> **Given exercise**: In the material below, find each line holding the string "بالإنس" and copy it.

Saved entries:
• • •
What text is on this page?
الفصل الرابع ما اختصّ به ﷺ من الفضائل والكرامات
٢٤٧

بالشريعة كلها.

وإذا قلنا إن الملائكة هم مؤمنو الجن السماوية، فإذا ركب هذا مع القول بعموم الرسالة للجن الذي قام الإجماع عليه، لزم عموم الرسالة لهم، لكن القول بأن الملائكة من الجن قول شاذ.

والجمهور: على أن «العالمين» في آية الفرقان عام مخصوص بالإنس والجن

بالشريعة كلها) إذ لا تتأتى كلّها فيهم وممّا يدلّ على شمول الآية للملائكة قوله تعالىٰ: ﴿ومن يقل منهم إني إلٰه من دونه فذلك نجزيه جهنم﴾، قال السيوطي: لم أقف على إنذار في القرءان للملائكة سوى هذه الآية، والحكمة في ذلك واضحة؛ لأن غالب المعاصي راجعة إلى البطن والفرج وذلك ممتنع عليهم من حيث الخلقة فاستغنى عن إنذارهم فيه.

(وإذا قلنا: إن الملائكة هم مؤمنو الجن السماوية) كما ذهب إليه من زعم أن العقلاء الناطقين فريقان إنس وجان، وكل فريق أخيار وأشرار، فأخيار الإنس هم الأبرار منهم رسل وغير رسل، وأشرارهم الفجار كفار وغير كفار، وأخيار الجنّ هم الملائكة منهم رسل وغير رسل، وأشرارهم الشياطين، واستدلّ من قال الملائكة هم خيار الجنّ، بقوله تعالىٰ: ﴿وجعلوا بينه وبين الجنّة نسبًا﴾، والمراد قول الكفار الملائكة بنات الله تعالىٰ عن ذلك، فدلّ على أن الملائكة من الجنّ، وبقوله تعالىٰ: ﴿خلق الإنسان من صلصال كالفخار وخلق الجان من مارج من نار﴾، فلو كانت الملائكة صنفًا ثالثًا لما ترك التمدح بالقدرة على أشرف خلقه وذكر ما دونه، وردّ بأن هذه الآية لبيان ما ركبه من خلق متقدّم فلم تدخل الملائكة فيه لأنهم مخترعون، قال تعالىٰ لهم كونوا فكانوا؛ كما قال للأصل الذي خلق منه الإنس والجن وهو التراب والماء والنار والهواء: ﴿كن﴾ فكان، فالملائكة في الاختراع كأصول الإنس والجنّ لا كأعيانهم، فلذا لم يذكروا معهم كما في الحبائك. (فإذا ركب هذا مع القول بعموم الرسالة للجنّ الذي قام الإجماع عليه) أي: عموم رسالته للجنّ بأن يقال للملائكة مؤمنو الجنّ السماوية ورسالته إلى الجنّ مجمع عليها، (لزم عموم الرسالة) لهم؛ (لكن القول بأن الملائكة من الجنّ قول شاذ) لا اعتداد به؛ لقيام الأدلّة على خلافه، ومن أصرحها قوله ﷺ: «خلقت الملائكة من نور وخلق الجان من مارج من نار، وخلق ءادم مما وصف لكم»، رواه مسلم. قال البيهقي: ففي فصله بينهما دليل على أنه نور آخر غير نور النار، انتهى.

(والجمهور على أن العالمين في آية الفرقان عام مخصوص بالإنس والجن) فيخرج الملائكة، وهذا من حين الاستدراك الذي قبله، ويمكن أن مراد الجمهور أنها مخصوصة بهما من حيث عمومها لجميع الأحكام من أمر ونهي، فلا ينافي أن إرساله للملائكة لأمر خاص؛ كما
• • •
> **Answer to this problem**:
والجمهور: على أن «العالمين» في آية الفرقان عام مخصوص بالإنس والجن
(والجمهور على أن العالمين في آية الفرقان عام مخصوص بالإنس والجن) فيخرج الملائكة، وهذا من حين الاستدراك الذي قبله، ويمكن أن مراد الجمهور أنها مخصوصة بهما من حيث عمومها لجميع الأحكام من أمر ونهي، فلا ينافي أن إرساله للملائكة لأمر خاص؛ كما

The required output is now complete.